* START Supplied passage *

2.6 an excerpt from the Luxembourg RCS dated 17th January 2011 (the “Excerpt”);

2.7 the documents available at the RCS at the time of our electronic company search on 17th January 2011 at 15.15CET.

3. Capitalized defined terms used herein shall have the meaning given thereto herein. All documents referred to above under 2.1 to 2.7 are referred to as the “Documents”.

4. For this opinion, we have relied on the accuracy and completeness of the Articles and that they correctly reflect the issued share capital and Ordinary Shares in issue of the Company. We have assumed that all copies of documents that we have reviewed conform to the originals, that all originals are genuine and complete and that each signature is the genuine signature of the individual concerned. In addition, we have assumed and have not verified (i) the accuracy as to factual matters of each Document we have reviewed, (ii) that the Debt Securities will conform to the form thereof that we have reviewed and (iii) that the Debt Securities will be duly authenticated in accordance with the terms of the Indenture.

5. The present opinion is confined to matters of Luxembourg law. Accordingly, we express no opinion with regard to any system of law other than the laws of the Grand-Duchy of Luxembourg as they stand as of the date hereof and as such laws as of the date hereof have been interpreted in prevailing published case law of the courts of Luxembourg. This opinion speaks as of its date and no obligation is assumed to update this opinion or to inform any person of any changes of law or other matters coming to our knowledge and occurring after the date hereof, which may affect this opinion letter in any respect.

6. On the basis of the above assumptions and subject to the qualifications set out below, having considered the Documents listed above and having regard to all applicable Luxembourg Law, we are of the opinion that:

6.1 The Company has been duly incorporated and is validly existing as a société anonyme under the laws of the Grand-Duchy of Luxembourg and its Articles. The Company possesses the capacity to sue and be sued in its own name.

 

2


6.2 The existing Ordinary Shares are validly issued and fully paid.

* END Supplied passage *

What you will do:
Return, word for word, the portion of the legal opinion above starting with "6. On the basis" and going on through "and fully paid.".

* START Information supplied *

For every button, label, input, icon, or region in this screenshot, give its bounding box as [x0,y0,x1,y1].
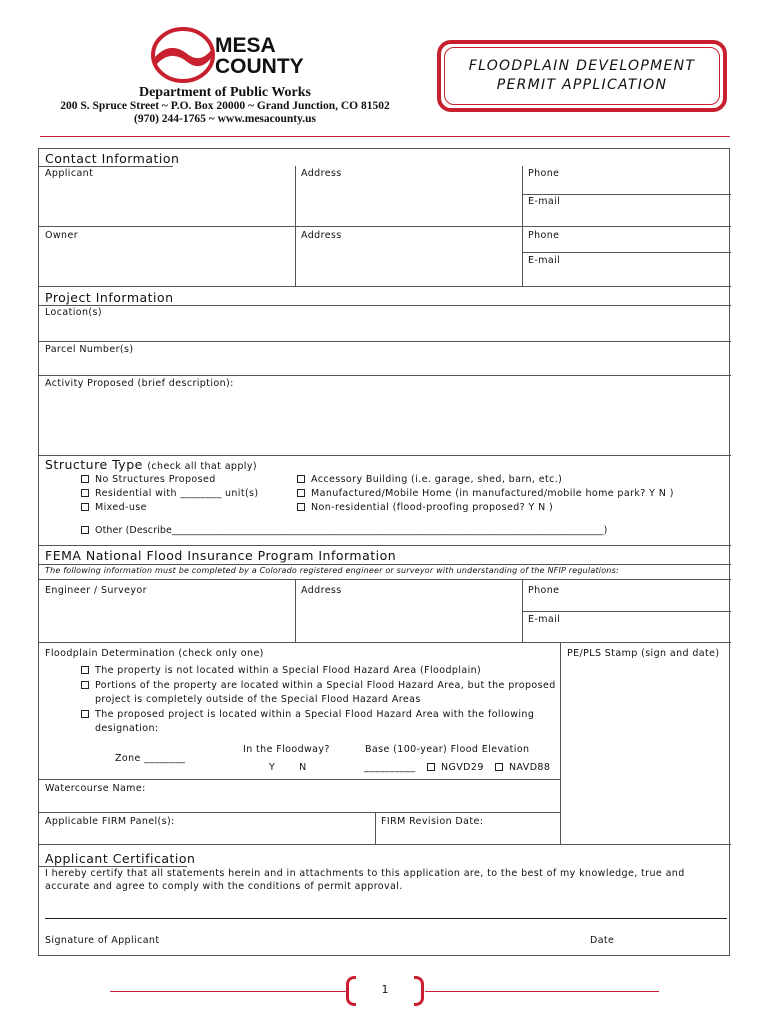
ngvd29-option[interactable] [427,762,484,773]
signature-label: Signature of Applicant [45,935,160,946]
option-label: Portions of the property are located within a Special Flood Hazard Area, but the proposed [95,680,556,691]
checkbox-icon [81,526,89,534]
option-label: Residential with ________ unit(s) [95,488,259,499]
option-label: Other (Describe_________________________________________________________________________________________) [95,525,608,536]
watercourse-label: Watercourse Name: [45,783,146,794]
form-title-line-1: FLOODPLAIN DEVELOPMENT [468,58,696,74]
footer-brace-right [414,976,424,1006]
pe-pls-stamp-area[interactable] [560,642,731,844]
certification-text: I hereby certify that all statements herein and in attachments to this application are, to the best of my knowledge, true and accurate and agree to comply with the conditions of permit approval. [45,868,685,892]
structure-heading [45,457,257,472]
checkbox-icon [81,666,89,674]
applicant-label: Applicant [45,168,94,179]
checkbox-icon [495,763,503,771]
fema-heading: FEMA National Flood Insurance Program Information [45,548,397,563]
checkbox-icon [81,489,89,497]
location-label: Location(s) [45,307,102,318]
option-label: project is completely outside of the Special Flood Hazard Areas [95,694,421,705]
structure-subheading: (check all that apply) [147,461,257,472]
owner-label: Owner [45,230,79,241]
footer-brace-left [346,976,356,1006]
floodway-y-n[interactable]: Y N [269,762,307,773]
footer-line-left [110,991,346,992]
structure-option-other[interactable] [81,525,607,536]
county-logo [150,27,320,83]
form-title-line-2: PERMIT APPLICATION [496,77,668,93]
option-label: The proposed project is located within a Special Flood Hazard Area with the following [95,709,535,720]
structure-heading-text: Structure Type [45,457,143,472]
option-label: NGVD29 [441,762,484,773]
checkbox-icon [81,475,89,483]
parcel-label: Parcel Number(s) [45,344,134,355]
owner-address-label: Address [301,230,342,241]
form-title-box [437,40,727,112]
structure-option-mixed-use[interactable] [81,502,147,513]
engineer-address-label: Address [301,585,342,596]
form-body [38,148,730,956]
engineer-email-label: E-mail [528,614,561,625]
option-label: Mixed-use [95,502,147,513]
contact-heading: Contact Information [45,151,180,166]
fema-note: The following information must be completed by a Colorado registered engineer or surveyor with understanding of the NFIP regulations: [45,566,619,575]
floodway-label: In the Floodway? [243,744,330,755]
option-label: designation: [95,723,159,734]
applicant-email-label: E-mail [528,196,561,207]
checkbox-icon [297,475,305,483]
logo-line-2: COUNTY [215,55,304,78]
checkbox-icon [81,681,89,689]
certification-heading: Applicant Certification [45,851,196,866]
footer-line-right [425,991,659,992]
option-label: Manufactured/Mobile Home (in manufactured/mobile home park? Y N ) [311,488,674,499]
location-field[interactable] [39,305,731,341]
mesa-county-logo-icon [150,27,220,83]
option-label: Accessory Building (i.e. garage, shed, barn, etc.) [311,474,563,485]
checkbox-icon [81,710,89,718]
option-label: Non-residential (flood-proofing proposed? Y N ) [311,502,554,513]
applicant-address-label: Address [301,168,342,179]
option-label: No Structures Proposed [95,474,216,485]
determination-option-not-in-sfha[interactable] [81,665,481,676]
determination-option-in-sfha[interactable] [81,709,534,720]
base-elevation-label: Base (100-year) Flood Elevation [365,744,530,755]
parcel-field[interactable] [39,341,731,375]
checkbox-icon [297,489,305,497]
owner-phone-label: Phone [528,230,560,241]
determination-option-in-sfha-cont [95,723,159,734]
structure-option-none[interactable] [81,474,216,485]
department-address: 200 S. Spruce Street ~ P.O. Box 20000 ~ Grand Junction, CO 81502 [60,100,390,112]
determination-option-partial-cont [95,694,421,705]
engineer-label: Engineer / Surveyor [45,585,147,596]
floodplain-determination-label: Floodplain Determination (check only one) [45,648,264,659]
logo-line-1: MESA [215,34,276,57]
structure-option-nonresidential[interactable] [297,502,553,513]
project-heading: Project Information [45,290,174,305]
structure-option-residential[interactable] [81,488,259,499]
base-elevation-field[interactable]: __________ [364,762,416,773]
header-divider [40,136,730,137]
engineer-phone-label: Phone [528,585,560,596]
zone-field[interactable]: Zone ________ [115,753,186,764]
option-label: NAVD88 [509,762,551,773]
checkbox-icon [427,763,435,771]
firm-panel-label: Applicable FIRM Panel(s): [45,816,175,827]
determination-option-partial[interactable] [81,680,556,691]
checkbox-icon [297,503,305,511]
firm-revision-label: FIRM Revision Date: [381,816,484,827]
checkbox-icon [81,503,89,511]
date-label: Date [590,935,615,946]
structure-option-accessory[interactable] [297,474,562,485]
page-number: 1 [381,983,389,996]
activity-label: Activity Proposed (brief description): [45,378,234,389]
signature-line[interactable] [45,918,727,919]
department-name: Department of Public Works [138,85,311,100]
department-contact: (970) 244-1765 ~ www.mesacounty.us [134,113,316,125]
navd88-option[interactable] [495,762,550,773]
applicant-phone-label: Phone [528,168,560,179]
owner-email-label: E-mail [528,255,561,266]
option-label: The property is not located within a Special Flood Hazard Area (Floodplain) [95,665,482,676]
structure-option-manufactured[interactable] [297,488,674,499]
pe-pls-stamp-label: PE/PLS Stamp (sign and date) [567,648,720,659]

* END Information supplied *

Result:
6. On the basis of the above assumptions and subject to the qualifications set out below, having considered the Documents listed above and having regard to all applicable Luxembourg Law, we are of the opinion that:

6.1 The Company has been duly incorporated and is validly existing as a société anonyme under the laws of the Grand-Duchy of Luxembourg and its Articles. The Company possesses the capacity to sue and be sued in its own name.

 

2


6.2 The existing Ordinary Shares are validly issued and fully paid.